Information supplied
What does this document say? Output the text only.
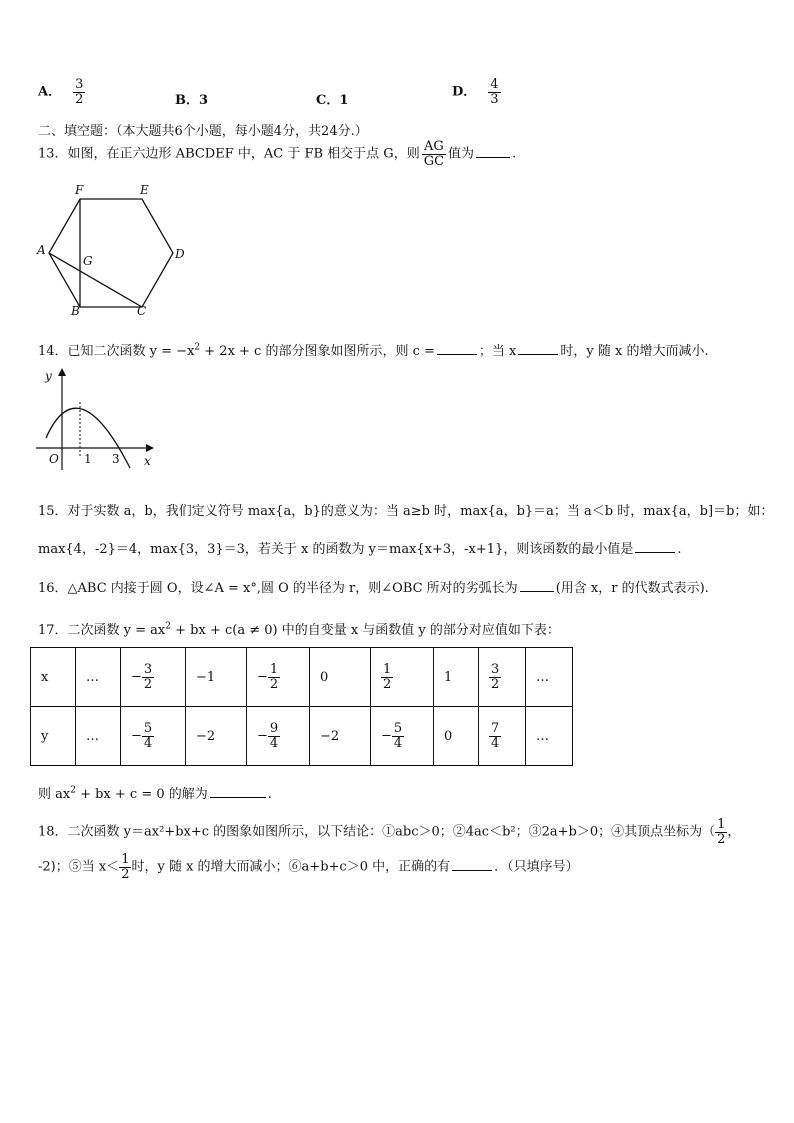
A． $\frac{3}{2}$	B．3	C．1
D． $\frac{4}{3}$
二、填空题：（本大题共6个小题，每小题4分，共24分.）
13．如图，在正六边形 ABCDEF 中，AC 于 FB 相交于点 G，则 $\frac{AG}{GC}$ 值为	.
F	E
A
G	D
B	C
14．已知二次函数 $y = -x^2 + 2x + c$ 的部分图象如图所示，则 c =	；当 x	时，y 随 x 的增大而减小.
y
x
O 1 3
15．对于实数 a，b，我们定义符号 max{a，b}的意义为：当 a≥b 时，max{a，b}＝a；当 a＜b 时，max{a，b]＝b；如：
max{4，-2}＝4，max{3，3}＝3，若关于 x 的函数为 y＝max{x+3，-x+1}，则该函数的最小值是	.
16．△ABC 内接于圆 O，设∠A = x°,圆 O 的半径为 r，则∠OBC 所对的劣弧长为	(用含 x，r 的代数式表示).
17．二次函数 $y = ax^2$ + bx + c(a ≠ 0) 中的自变量 x 与函数值 y 的部分对应值如下表：
x	…	− $\frac{3}{2}$	−1	− $\frac{1}{2}$	0	$\frac{1}{2}$	1	$\frac{3}{2}$	…
y	…	− $\frac{5}{4}$	−2	− $\frac{9}{4}$	−2	− $\frac{5}{4}$	0	$\frac{7}{4}$	…
则 $ax^2$ + bx + c = 0 的解为	.
18．二次函数 y＝ax²+bx+c 的图象如图所示，以下结论：①abc＞0；②4ac＜b²；③2a+b＞0；④其顶点坐标为（ $\frac{1}{2}$ ，
-2)；⑤当 $x< \frac{1}{2}$ 时，y 随 x 的增大而减小；⑥a+b+c＞0 中，正确的有	．（只填序号）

What you should do
Leave the pictures out and reproduce each record exactly as written.

Answer for this exercise
What does this document say? Output the text only.
A． $\frac{3}{2}$	B．3	C．1
D． $\frac{4}{3}$
二、填空题：（本大题共6个小题，每小题4分，共24分.）
13．如图，在正六边形 ABCDEF 中，AC 于 FB 相交于点 G，则 $\frac{AG}{GC}$ 值为	.
F	E
A
G	D
B	C
14．已知二次函数 $y = -x^2 + 2x + c$ 的部分图象如图所示，则 c =	；当 x	时，y 随 x 的增大而减小.
y
x
O 1 3
15．对于实数 a，b，我们定义符号 max{a，b}的意义为：当 a≥b 时，max{a，b}＝a；当 a＜b 时，max{a，b]＝b；如：
max{4，-2}＝4，max{3，3}＝3，若关于 x 的函数为 y＝max{x+3，-x+1}，则该函数的最小值是	.
16．△ABC 内接于圆 O，设∠A = x°,圆 O 的半径为 r，则∠OBC 所对的劣弧长为	(用含 x，r 的代数式表示).
17．二次函数 $y = ax^2$ + bx + c(a ≠ 0) 中的自变量 x 与函数值 y 的部分对应值如下表：
x	…	− $\frac{3}{2}$	−1	− $\frac{1}{2}$	0	$\frac{1}{2}$	1	$\frac{3}{2}$	…
y	…	− $\frac{5}{4}$	−2	− $\frac{9}{4}$	−2	− $\frac{5}{4}$	0	$\frac{7}{4}$	…
则 $ax^2$ + bx + c = 0 的解为	.
18．二次函数 y＝ax²+bx+c 的图象如图所示，以下结论：①abc＞0；②4ac＜b²；③2a+b＞0；④其顶点坐标为（ $\frac{1}{2}$ ，
-2)；⑤当 $x< \frac{1}{2}$ 时，y 随 x 的增大而减小；⑥a+b+c＞0 中，正确的有	．（只填序号）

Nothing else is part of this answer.